*** Data

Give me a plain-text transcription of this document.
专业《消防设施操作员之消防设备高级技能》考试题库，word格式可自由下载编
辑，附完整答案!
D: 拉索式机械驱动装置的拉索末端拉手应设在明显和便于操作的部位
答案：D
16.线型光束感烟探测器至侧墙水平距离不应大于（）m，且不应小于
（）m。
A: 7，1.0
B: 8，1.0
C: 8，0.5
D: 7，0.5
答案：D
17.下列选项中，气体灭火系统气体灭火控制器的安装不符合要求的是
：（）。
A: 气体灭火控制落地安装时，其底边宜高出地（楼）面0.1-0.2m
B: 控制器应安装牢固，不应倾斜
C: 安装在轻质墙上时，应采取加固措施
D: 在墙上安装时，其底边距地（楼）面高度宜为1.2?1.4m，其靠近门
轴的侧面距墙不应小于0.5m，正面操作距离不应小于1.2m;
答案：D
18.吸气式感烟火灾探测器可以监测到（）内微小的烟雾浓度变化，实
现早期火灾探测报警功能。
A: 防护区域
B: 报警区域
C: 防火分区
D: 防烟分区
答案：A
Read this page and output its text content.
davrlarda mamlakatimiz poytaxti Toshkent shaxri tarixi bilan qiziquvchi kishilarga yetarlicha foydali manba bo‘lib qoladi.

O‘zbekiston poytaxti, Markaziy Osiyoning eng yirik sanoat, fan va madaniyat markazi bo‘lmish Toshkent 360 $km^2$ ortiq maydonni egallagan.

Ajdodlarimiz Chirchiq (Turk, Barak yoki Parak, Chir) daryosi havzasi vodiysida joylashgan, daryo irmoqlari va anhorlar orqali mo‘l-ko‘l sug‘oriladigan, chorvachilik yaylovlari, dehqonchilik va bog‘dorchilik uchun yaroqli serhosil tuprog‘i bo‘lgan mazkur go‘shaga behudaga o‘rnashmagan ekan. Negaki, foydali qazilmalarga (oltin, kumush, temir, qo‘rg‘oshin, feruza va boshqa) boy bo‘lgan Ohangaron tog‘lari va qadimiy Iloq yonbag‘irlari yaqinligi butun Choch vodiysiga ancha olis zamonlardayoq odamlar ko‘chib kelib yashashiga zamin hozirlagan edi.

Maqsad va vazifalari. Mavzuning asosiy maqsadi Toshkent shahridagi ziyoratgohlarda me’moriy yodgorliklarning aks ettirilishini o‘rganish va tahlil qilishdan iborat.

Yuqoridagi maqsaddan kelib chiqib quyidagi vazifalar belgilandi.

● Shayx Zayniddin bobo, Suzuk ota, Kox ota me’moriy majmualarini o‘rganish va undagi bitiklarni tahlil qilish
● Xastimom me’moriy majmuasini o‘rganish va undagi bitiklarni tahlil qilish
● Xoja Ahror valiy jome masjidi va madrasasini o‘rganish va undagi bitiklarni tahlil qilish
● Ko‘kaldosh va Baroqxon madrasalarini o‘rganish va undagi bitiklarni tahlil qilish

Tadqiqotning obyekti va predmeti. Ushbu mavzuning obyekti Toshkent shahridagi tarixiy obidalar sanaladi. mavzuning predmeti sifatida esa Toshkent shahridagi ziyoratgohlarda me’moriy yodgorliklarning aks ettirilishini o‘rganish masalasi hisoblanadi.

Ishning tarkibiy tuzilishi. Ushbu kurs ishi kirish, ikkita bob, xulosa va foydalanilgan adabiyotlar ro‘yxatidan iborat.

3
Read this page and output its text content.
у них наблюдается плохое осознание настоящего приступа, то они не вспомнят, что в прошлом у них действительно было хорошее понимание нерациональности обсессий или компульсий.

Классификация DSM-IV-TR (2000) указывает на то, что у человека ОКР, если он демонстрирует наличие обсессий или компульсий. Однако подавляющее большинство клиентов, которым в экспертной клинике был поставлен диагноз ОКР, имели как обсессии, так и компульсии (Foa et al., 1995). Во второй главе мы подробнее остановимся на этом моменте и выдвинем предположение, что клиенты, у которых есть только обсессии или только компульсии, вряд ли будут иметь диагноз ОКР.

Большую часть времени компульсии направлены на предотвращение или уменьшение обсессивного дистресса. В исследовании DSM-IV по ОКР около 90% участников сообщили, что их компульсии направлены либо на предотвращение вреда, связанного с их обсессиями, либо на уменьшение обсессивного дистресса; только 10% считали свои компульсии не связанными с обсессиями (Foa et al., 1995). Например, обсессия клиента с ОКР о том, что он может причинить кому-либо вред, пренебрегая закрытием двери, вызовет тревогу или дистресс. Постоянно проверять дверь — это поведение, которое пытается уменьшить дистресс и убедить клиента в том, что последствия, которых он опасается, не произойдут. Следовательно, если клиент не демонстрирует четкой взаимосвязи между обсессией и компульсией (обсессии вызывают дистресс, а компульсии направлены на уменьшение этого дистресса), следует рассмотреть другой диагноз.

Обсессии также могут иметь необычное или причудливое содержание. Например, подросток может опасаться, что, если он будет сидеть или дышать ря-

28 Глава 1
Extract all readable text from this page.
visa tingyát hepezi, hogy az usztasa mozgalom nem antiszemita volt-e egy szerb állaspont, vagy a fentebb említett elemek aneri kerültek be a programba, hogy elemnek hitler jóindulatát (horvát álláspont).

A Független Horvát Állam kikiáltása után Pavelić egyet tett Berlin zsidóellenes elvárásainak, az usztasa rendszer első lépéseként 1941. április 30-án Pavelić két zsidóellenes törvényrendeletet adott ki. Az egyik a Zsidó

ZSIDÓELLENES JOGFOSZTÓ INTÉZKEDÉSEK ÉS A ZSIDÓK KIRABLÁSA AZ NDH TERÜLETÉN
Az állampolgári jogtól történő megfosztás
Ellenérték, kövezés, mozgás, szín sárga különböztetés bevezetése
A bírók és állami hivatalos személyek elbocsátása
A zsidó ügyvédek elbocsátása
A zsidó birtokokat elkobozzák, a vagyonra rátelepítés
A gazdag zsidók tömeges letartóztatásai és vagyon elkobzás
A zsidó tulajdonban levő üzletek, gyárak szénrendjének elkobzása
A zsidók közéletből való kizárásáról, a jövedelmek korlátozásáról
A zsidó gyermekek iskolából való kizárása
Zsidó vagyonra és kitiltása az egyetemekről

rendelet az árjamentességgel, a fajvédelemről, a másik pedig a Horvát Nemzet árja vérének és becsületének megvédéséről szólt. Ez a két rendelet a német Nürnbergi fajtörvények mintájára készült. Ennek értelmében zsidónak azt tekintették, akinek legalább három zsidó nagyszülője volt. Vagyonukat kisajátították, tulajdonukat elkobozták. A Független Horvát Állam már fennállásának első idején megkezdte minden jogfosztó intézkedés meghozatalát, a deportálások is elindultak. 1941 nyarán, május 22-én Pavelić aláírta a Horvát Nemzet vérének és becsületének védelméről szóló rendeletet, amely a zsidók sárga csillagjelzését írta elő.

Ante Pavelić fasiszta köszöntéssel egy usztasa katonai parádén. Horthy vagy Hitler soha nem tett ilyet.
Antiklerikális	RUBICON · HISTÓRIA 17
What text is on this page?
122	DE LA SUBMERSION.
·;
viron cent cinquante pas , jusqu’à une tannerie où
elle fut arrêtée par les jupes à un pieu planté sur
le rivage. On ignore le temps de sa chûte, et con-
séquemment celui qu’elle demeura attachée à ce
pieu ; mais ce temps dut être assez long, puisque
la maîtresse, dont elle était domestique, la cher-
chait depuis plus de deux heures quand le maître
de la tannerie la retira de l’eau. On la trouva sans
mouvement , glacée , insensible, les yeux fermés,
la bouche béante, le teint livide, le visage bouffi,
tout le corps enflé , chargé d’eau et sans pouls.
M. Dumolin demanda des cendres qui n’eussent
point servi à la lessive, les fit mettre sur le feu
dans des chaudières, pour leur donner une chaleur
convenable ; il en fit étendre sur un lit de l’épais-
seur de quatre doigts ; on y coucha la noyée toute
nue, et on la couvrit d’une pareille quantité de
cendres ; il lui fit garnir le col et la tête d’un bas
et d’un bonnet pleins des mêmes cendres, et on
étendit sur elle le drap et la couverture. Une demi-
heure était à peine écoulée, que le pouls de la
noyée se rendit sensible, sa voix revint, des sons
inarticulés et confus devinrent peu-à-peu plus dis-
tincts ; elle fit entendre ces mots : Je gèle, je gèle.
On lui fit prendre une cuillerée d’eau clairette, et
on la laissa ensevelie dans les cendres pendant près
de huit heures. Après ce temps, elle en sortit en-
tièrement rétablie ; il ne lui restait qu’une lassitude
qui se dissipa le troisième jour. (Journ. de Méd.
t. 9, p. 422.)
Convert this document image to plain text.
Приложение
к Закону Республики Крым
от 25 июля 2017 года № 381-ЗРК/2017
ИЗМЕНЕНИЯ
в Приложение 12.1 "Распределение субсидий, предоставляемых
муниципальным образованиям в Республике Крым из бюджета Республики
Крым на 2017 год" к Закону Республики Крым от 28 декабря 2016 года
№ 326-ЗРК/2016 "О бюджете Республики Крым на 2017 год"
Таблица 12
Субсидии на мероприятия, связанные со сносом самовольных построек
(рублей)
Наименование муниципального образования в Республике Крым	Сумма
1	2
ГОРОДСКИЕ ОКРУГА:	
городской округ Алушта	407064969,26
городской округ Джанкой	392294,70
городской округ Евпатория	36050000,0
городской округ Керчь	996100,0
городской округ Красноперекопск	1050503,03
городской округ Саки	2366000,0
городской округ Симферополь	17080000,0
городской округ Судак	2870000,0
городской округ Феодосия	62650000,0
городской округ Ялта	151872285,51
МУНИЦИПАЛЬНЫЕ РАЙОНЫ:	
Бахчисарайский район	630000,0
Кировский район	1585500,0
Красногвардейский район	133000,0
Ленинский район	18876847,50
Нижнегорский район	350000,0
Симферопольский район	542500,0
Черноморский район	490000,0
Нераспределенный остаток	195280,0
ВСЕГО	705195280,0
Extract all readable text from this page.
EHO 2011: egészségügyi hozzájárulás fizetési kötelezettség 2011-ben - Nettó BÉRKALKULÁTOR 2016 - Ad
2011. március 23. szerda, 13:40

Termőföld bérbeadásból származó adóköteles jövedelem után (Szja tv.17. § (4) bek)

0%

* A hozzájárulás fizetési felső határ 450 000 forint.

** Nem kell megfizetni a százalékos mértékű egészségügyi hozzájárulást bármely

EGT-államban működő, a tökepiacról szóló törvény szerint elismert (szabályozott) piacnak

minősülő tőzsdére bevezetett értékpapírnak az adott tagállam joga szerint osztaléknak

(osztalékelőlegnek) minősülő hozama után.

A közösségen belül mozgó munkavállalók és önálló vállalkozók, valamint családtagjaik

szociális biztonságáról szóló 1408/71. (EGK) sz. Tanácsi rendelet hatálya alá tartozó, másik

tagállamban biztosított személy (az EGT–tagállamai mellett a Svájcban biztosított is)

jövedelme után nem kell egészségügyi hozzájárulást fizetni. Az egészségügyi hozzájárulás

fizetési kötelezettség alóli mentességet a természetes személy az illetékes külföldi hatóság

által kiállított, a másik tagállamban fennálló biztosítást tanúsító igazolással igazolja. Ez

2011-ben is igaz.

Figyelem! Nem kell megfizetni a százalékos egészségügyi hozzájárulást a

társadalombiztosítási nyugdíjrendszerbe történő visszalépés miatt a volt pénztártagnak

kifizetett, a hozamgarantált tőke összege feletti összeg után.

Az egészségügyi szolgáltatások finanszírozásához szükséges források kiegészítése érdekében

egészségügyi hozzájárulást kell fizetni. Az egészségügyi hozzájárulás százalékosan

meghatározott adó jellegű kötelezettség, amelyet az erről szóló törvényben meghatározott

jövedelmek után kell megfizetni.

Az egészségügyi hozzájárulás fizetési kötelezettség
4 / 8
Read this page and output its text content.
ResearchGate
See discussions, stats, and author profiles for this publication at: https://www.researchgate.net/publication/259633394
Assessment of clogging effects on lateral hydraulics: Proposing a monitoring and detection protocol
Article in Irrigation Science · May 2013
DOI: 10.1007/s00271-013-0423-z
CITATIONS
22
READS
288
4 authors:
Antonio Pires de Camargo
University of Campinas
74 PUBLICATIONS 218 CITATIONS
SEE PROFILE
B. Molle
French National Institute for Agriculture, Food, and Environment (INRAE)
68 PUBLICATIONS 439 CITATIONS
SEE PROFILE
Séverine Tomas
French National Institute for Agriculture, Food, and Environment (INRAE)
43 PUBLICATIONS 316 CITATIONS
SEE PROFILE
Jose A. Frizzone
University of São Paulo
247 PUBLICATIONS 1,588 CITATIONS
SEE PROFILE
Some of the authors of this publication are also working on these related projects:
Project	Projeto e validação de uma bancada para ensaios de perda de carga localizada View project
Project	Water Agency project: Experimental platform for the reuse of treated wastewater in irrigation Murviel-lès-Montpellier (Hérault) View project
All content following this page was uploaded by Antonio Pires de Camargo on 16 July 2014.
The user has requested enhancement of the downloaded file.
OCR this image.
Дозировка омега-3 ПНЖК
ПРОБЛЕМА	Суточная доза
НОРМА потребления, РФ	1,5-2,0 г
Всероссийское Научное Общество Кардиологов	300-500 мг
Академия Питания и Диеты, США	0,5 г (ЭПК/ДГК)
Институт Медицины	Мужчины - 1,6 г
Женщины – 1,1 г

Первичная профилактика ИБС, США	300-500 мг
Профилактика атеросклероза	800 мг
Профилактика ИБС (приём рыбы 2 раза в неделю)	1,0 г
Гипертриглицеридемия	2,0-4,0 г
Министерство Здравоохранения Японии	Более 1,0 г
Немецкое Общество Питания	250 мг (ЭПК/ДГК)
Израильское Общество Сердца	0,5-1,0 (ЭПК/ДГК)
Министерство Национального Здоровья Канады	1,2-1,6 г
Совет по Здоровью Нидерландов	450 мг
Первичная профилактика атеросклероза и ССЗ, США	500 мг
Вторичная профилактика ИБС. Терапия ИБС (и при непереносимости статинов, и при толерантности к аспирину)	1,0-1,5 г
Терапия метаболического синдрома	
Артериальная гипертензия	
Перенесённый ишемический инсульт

******

Only the count is wanted: report how many lines of the material above hold the word "tagállamban".

**Result of the task**
2